**WHAT TO WORK ON:** Write out each record again exactly as it stands.

**PROVIDED RECORDS:**
○ ○ ○ ○ ○ ○ ○

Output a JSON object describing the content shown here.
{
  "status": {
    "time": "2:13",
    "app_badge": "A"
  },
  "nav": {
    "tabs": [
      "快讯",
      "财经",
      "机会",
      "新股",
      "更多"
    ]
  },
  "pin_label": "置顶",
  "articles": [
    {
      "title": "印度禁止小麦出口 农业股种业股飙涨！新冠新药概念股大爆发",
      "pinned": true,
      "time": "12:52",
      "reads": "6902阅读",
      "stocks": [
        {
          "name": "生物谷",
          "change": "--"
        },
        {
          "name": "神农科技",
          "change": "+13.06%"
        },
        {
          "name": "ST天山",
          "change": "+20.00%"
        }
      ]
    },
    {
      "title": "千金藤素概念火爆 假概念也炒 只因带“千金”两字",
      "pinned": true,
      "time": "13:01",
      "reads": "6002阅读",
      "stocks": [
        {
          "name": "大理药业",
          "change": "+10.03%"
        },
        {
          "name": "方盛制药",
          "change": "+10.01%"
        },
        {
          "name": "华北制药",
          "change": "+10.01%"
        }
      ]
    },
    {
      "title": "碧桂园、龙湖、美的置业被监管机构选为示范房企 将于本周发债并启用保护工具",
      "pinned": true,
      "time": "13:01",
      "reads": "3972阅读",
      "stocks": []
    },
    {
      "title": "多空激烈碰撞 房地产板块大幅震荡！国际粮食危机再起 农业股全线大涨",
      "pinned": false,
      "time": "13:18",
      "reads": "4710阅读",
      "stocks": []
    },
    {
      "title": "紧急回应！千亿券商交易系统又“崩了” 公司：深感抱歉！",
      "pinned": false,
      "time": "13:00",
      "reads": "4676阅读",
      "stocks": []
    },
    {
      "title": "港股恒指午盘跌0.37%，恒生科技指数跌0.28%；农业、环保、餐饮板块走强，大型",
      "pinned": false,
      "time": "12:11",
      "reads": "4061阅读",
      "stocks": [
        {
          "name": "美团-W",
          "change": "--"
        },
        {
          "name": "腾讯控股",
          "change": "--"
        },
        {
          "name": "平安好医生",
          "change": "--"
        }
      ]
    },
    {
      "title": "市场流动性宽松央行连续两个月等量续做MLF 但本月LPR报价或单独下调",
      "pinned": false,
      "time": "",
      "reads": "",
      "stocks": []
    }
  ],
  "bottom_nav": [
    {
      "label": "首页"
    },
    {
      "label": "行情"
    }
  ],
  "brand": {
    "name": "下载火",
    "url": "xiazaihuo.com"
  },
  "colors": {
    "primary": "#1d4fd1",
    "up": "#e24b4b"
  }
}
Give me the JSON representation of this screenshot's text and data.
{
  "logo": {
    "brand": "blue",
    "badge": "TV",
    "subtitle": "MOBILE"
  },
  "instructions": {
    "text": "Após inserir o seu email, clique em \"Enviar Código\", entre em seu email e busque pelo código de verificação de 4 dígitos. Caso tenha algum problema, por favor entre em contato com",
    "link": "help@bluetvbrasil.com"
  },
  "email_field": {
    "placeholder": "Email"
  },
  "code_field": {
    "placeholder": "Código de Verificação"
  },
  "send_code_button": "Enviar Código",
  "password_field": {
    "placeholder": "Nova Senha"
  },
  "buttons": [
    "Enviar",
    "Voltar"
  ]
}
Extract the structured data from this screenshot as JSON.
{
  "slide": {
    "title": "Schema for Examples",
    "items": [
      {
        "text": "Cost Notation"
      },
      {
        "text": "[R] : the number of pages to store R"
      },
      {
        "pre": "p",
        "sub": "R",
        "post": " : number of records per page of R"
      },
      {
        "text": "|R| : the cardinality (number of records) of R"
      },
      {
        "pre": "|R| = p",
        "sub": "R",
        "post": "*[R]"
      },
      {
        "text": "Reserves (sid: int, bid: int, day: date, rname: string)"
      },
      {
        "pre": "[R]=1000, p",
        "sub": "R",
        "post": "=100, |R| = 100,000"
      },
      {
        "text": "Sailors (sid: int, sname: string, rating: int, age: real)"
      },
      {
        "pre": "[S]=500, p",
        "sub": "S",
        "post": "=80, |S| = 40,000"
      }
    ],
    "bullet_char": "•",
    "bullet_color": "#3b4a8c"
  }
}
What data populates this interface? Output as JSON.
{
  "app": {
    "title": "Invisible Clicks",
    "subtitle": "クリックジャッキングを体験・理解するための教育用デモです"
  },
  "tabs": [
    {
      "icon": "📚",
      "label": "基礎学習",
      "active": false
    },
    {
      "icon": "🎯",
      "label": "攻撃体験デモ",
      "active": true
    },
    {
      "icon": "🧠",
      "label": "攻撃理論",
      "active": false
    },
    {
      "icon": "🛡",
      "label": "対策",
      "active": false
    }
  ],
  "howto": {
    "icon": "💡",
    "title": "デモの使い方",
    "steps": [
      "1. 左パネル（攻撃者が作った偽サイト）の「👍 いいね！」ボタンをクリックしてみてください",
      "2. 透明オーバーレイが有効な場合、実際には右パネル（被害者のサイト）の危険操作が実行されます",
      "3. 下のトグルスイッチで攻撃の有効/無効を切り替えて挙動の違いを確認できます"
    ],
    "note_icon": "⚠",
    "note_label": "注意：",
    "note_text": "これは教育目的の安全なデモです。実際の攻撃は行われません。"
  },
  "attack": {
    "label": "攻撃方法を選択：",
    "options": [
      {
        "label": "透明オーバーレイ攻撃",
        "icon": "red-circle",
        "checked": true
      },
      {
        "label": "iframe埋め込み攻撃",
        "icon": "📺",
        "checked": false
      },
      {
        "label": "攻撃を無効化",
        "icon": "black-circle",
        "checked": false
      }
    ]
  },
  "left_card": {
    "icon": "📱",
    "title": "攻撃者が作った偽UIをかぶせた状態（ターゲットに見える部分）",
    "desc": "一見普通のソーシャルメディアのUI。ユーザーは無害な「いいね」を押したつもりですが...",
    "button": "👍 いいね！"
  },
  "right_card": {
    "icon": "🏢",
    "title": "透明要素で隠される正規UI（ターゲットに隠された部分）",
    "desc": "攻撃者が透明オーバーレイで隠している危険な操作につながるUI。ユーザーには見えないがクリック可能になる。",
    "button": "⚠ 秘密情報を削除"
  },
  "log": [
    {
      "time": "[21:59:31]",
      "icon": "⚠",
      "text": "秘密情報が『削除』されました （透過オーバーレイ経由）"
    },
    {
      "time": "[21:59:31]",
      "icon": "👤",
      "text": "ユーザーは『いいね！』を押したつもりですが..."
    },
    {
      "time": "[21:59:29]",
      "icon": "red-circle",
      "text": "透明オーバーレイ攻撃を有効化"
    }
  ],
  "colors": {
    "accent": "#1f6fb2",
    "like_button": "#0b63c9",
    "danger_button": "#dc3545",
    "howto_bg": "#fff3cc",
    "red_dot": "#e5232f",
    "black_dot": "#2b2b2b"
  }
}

○ ○ ○ ○ ○ ○ ○

**RESULT OF THE EXERCISE:**
Output a JSON object describing the content shown here.
{
  "status": {
    "time": "2:13",
    "app_badge": "A"
  },
  "nav": {
    "tabs": [
      "快讯",
      "财经",
      "机会",
      "新股",
      "更多"
    ]
  },
  "pin_label": "置顶",
  "articles": [
    {
      "title": "印度禁止小麦出口 农业股种业股飙涨！新冠新药概念股大爆发",
      "pinned": true,
      "time": "12:52",
      "reads": "6902阅读",
      "stocks": [
        {
          "name": "生物谷",
          "change": "--"
        },
        {
          "name": "神农科技",
          "change": "+13.06%"
        },
        {
          "name": "ST天山",
          "change": "+20.00%"
        }
      ]
    },
    {
      "title": "千金藤素概念火爆 假概念也炒 只因带“千金”两字",
      "pinned": true,
      "time": "13:01",
      "reads": "6002阅读",
      "stocks": [
        {
          "name": "大理药业",
          "change": "+10.03%"
        },
        {
          "name": "方盛制药",
          "change": "+10.01%"
        },
        {
          "name": "华北制药",
          "change": "+10.01%"
        }
      ]
    },
    {
      "title": "碧桂园、龙湖、美的置业被监管机构选为示范房企 将于本周发债并启用保护工具",
      "pinned": true,
      "time": "13:01",
      "reads": "3972阅读",
      "stocks": []
    },
    {
      "title": "多空激烈碰撞 房地产板块大幅震荡！国际粮食危机再起 农业股全线大涨",
      "pinned": false,
      "time": "13:18",
      "reads": "4710阅读",
      "stocks": []
    },
    {
      "title": "紧急回应！千亿券商交易系统又“崩了” 公司：深感抱歉！",
      "pinned": false,
      "time": "13:00",
      "reads": "4676阅读",
      "stocks": []
    },
    {
      "title": "港股恒指午盘跌0.37%，恒生科技指数跌0.28%；农业、环保、餐饮板块走强，大型",
      "pinned": false,
      "time": "12:11",
      "reads": "4061阅读",
      "stocks": [
        {
          "name": "美团-W",
          "change": "--"
        },
        {
          "name": "腾讯控股",
          "change": "--"
        },
        {
          "name": "平安好医生",
          "change": "--"
        }
      ]
    },
    {
      "title": "市场流动性宽松央行连续两个月等量续做MLF 但本月LPR报价或单独下调",
      "pinned": false,
      "time": "",
      "reads": "",
      "stocks": []
    }
  ],
  "bottom_nav": [
    {
      "label": "首页"
    },
    {
      "label": "行情"
    }
  ],
  "brand": {
    "name": "下载火",
    "url": "xiazaihuo.com"
  },
  "colors": {
    "primary": "#1d4fd1",
    "up": "#e24b4b"
  }
}
Give me the JSON representation of this screenshot's text and data.
{
  "logo": {
    "brand": "blue",
    "badge": "TV",
    "subtitle": "MOBILE"
  },
  "instructions": {
    "text": "Após inserir o seu email, clique em \"Enviar Código\", entre em seu email e busque pelo código de verificação de 4 dígitos. Caso tenha algum problema, por favor entre em contato com",
    "link": "help@bluetvbrasil.com"
  },
  "email_field": {
    "placeholder": "Email"
  },
  "code_field": {
    "placeholder": "Código de Verificação"
  },
  "send_code_button": "Enviar Código",
  "password_field": {
    "placeholder": "Nova Senha"
  },
  "buttons": [
    "Enviar",
    "Voltar"
  ]
}
Extract the structured data from this screenshot as JSON.
{
  "slide": {
    "title": "Schema for Examples",
    "items": [
      {
        "text": "Cost Notation"
      },
      {
        "text": "[R] : the number of pages to store R"
      },
      {
        "pre": "p",
        "sub": "R",
        "post": " : number of records per page of R"
      },
      {
        "text": "|R| : the cardinality (number of records) of R"
      },
      {
        "pre": "|R| = p",
        "sub": "R",
        "post": "*[R]"
      },
      {
        "text": "Reserves (sid: int, bid: int, day: date, rname: string)"
      },
      {
        "pre": "[R]=1000, p",
        "sub": "R",
        "post": "=100, |R| = 100,000"
      },
      {
        "text": "Sailors (sid: int, sname: string, rating: int, age: real)"
      },
      {
        "pre": "[S]=500, p",
        "sub": "S",
        "post": "=80, |S| = 40,000"
      }
    ],
    "bullet_char": "•",
    "bullet_color": "#3b4a8c"
  }
}
What data populates this interface? Output as JSON.
{
  "app": {
    "title": "Invisible Clicks",
    "subtitle": "クリックジャッキングを体験・理解するための教育用デモです"
  },
  "tabs": [
    {
      "icon": "📚",
      "label": "基礎学習",
      "active": false
    },
    {
      "icon": "🎯",
      "label": "攻撃体験デモ",
      "active": true
    },
    {
      "icon": "🧠",
      "label": "攻撃理論",
      "active": false
    },
    {
      "icon": "🛡",
      "label": "対策",
      "active": false
    }
  ],
  "howto": {
    "icon": "💡",
    "title": "デモの使い方",
    "steps": [
      "1. 左パネル（攻撃者が作った偽サイト）の「👍 いいね！」ボタンをクリックしてみてください",
      "2. 透明オーバーレイが有効な場合、実際には右パネル（被害者のサイト）の危険操作が実行されます",
      "3. 下のトグルスイッチで攻撃の有効/無効を切り替えて挙動の違いを確認できます"
    ],
    "note_icon": "⚠",
    "note_label": "注意：",
    "note_text": "これは教育目的の安全なデモです。実際の攻撃は行われません。"
  },
  "attack": {
    "label": "攻撃方法を選択：",
    "options": [
      {
        "label": "透明オーバーレイ攻撃",
        "icon": "red-circle",
        "checked": true
      },
      {
        "label": "iframe埋め込み攻撃",
        "icon": "📺",
        "checked": false
      },
      {
        "label": "攻撃を無効化",
        "icon": "black-circle",
        "checked": false
      }
    ]
  },
  "left_card": {
    "icon": "📱",
    "title": "攻撃者が作った偽UIをかぶせた状態（ターゲットに見える部分）",
    "desc": "一見普通のソーシャルメディアのUI。ユーザーは無害な「いいね」を押したつもりですが...",
    "button": "👍 いいね！"
  },
  "right_card": {
    "icon": "🏢",
    "title": "透明要素で隠される正規UI（ターゲットに隠された部分）",
    "desc": "攻撃者が透明オーバーレイで隠している危険な操作につながるUI。ユーザーには見えないがクリック可能になる。",
    "button": "⚠ 秘密情報を削除"
  },
  "log": [
    {
      "time": "[21:59:31]",
      "icon": "⚠",
      "text": "秘密情報が『削除』されました （透過オーバーレイ経由）"
    },
    {
      "time": "[21:59:31]",
      "icon": "👤",
      "text": "ユーザーは『いいね！』を押したつもりですが..."
    },
    {
      "time": "[21:59:29]",
      "icon": "red-circle",
      "text": "透明オーバーレイ攻撃を有効化"
    }
  ],
  "colors": {
    "accent": "#1f6fb2",
    "like_button": "#0b63c9",
    "danger_button": "#dc3545",
    "howto_bg": "#fff3cc",
    "red_dot": "#e5232f",
    "black_dot": "#2b2b2b"
  }
}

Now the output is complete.